• [The exercise]: Copy each line of the data below exactly, leaving out pictures.

• [Dataset]:
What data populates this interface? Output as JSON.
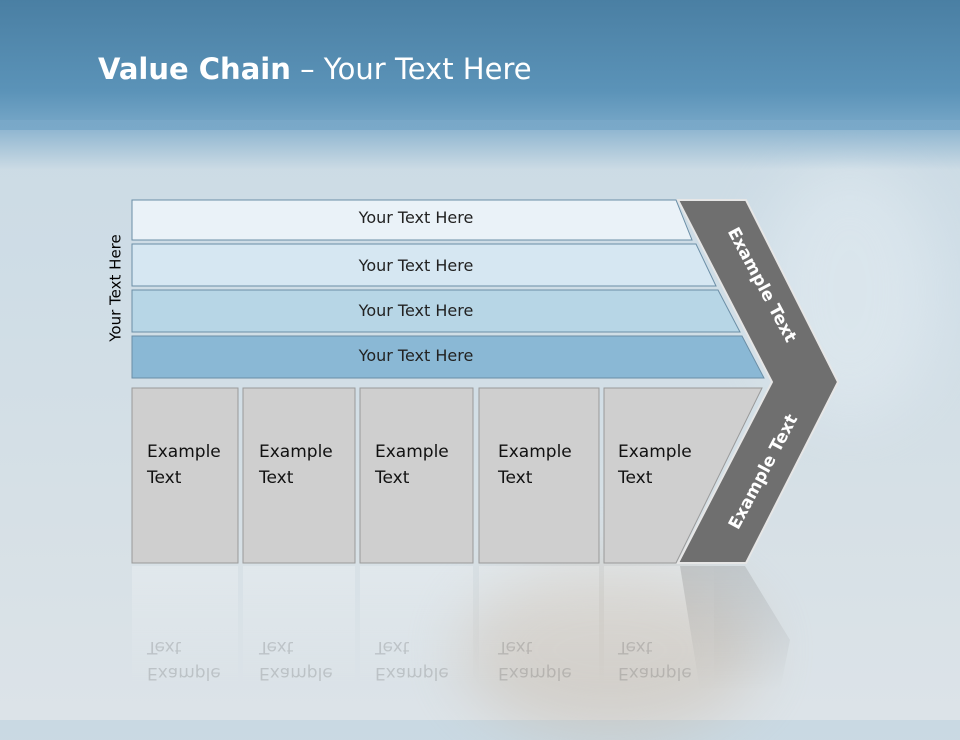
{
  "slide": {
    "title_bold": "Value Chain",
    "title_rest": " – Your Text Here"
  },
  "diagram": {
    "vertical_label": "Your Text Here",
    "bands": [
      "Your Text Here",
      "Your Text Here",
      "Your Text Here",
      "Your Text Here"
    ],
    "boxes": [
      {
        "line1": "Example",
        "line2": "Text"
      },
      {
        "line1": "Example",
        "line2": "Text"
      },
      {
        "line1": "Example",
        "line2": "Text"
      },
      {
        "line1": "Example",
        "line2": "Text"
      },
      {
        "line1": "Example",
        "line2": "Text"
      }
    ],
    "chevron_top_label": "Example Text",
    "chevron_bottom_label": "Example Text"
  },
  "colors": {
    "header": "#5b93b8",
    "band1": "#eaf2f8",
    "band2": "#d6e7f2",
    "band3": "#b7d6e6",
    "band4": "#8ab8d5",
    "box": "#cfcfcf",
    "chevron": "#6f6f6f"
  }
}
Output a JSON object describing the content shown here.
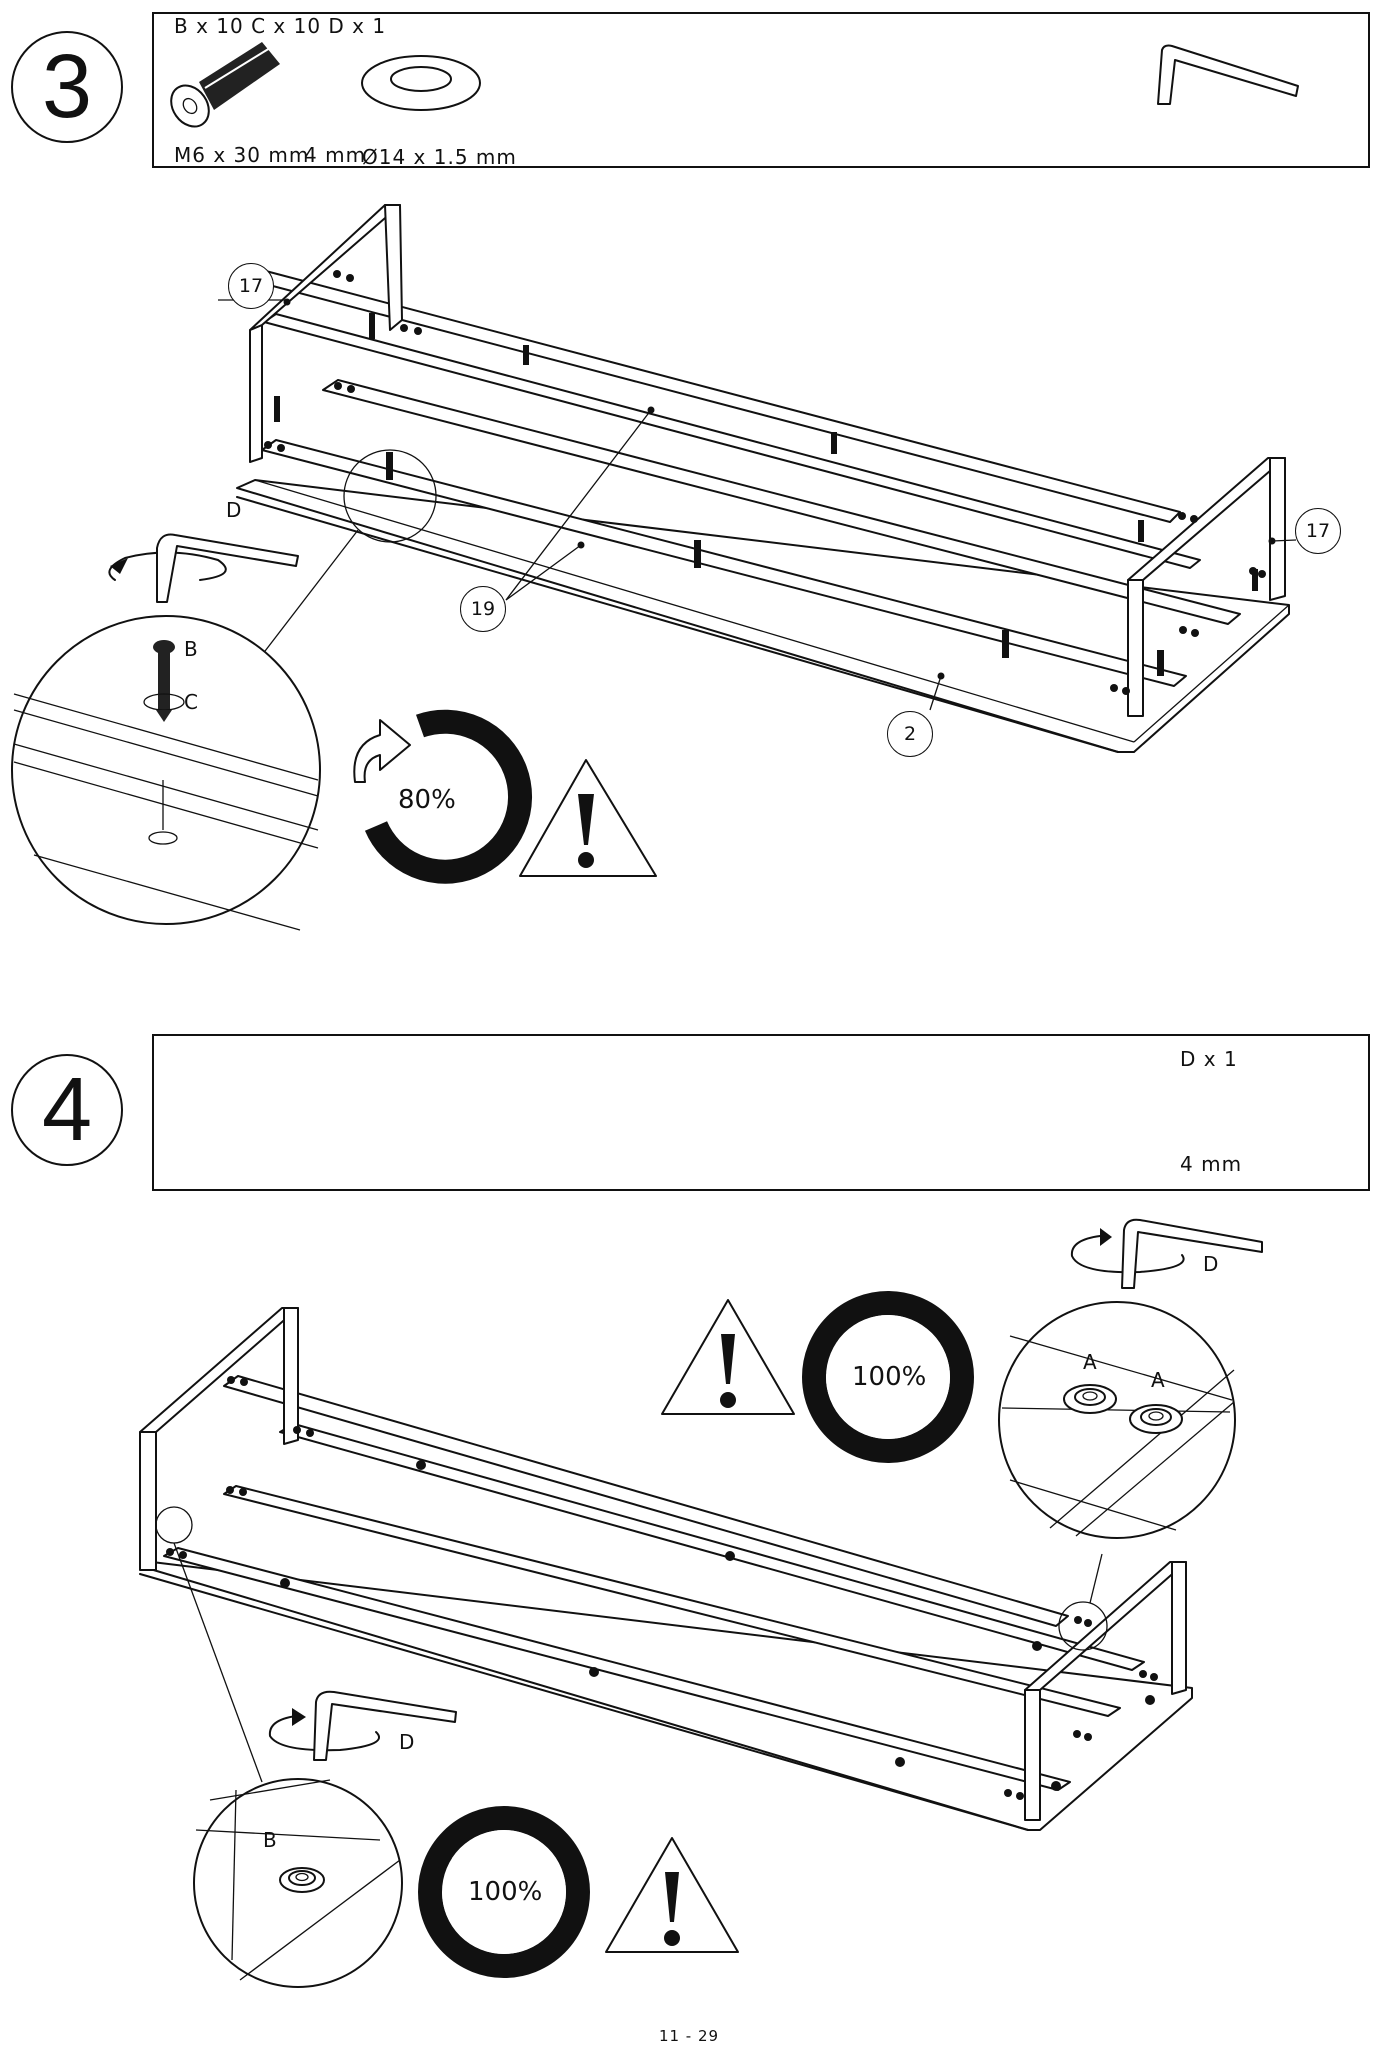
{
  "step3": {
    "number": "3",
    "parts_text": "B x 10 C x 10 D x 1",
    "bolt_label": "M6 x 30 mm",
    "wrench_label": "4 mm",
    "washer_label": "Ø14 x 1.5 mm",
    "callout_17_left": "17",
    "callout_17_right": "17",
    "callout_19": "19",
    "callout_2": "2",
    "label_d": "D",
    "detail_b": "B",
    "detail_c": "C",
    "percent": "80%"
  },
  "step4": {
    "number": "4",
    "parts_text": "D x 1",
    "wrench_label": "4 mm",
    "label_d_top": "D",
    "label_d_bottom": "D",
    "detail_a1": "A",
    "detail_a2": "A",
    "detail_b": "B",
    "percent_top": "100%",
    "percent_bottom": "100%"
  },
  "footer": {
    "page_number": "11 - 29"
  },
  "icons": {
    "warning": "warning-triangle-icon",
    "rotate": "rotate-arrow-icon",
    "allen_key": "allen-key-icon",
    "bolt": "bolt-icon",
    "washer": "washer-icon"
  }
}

• [Complete response]:
What data populates this interface? Output as JSON.
{
  "slide": {
    "title_bold": "Value Chain",
    "title_rest": " – Your Text Here"
  },
  "diagram": {
    "vertical_label": "Your Text Here",
    "bands": [
      "Your Text Here",
      "Your Text Here",
      "Your Text Here",
      "Your Text Here"
    ],
    "boxes": [
      {
        "line1": "Example",
        "line2": "Text"
      },
      {
        "line1": "Example",
        "line2": "Text"
      },
      {
        "line1": "Example",
        "line2": "Text"
      },
      {
        "line1": "Example",
        "line2": "Text"
      },
      {
        "line1": "Example",
        "line2": "Text"
      }
    ],
    "chevron_top_label": "Example Text",
    "chevron_bottom_label": "Example Text"
  },
  "colors": {
    "header": "#5b93b8",
    "band1": "#eaf2f8",
    "band2": "#d6e7f2",
    "band3": "#b7d6e6",
    "band4": "#8ab8d5",
    "box": "#cfcfcf",
    "chevron": "#6f6f6f"
  }
}
Output a JSON object describing the content shown here.
{
  "step3": {
    "number": "3",
    "parts_text": "B x 10 C x 10 D x 1",
    "bolt_label": "M6 x 30 mm",
    "wrench_label": "4 mm",
    "washer_label": "Ø14 x 1.5 mm",
    "callout_17_left": "17",
    "callout_17_right": "17",
    "callout_19": "19",
    "callout_2": "2",
    "label_d": "D",
    "detail_b": "B",
    "detail_c": "C",
    "percent": "80%"
  },
  "step4": {
    "number": "4",
    "parts_text": "D x 1",
    "wrench_label": "4 mm",
    "label_d_top": "D",
    "label_d_bottom": "D",
    "detail_a1": "A",
    "detail_a2": "A",
    "detail_b": "B",
    "percent_top": "100%",
    "percent_bottom": "100%"
  },
  "footer": {
    "page_number": "11 - 29"
  },
  "icons": {
    "warning": "warning-triangle-icon",
    "rotate": "rotate-arrow-icon",
    "allen_key": "allen-key-icon",
    "bolt": "bolt-icon",
    "washer": "washer-icon"
  }
}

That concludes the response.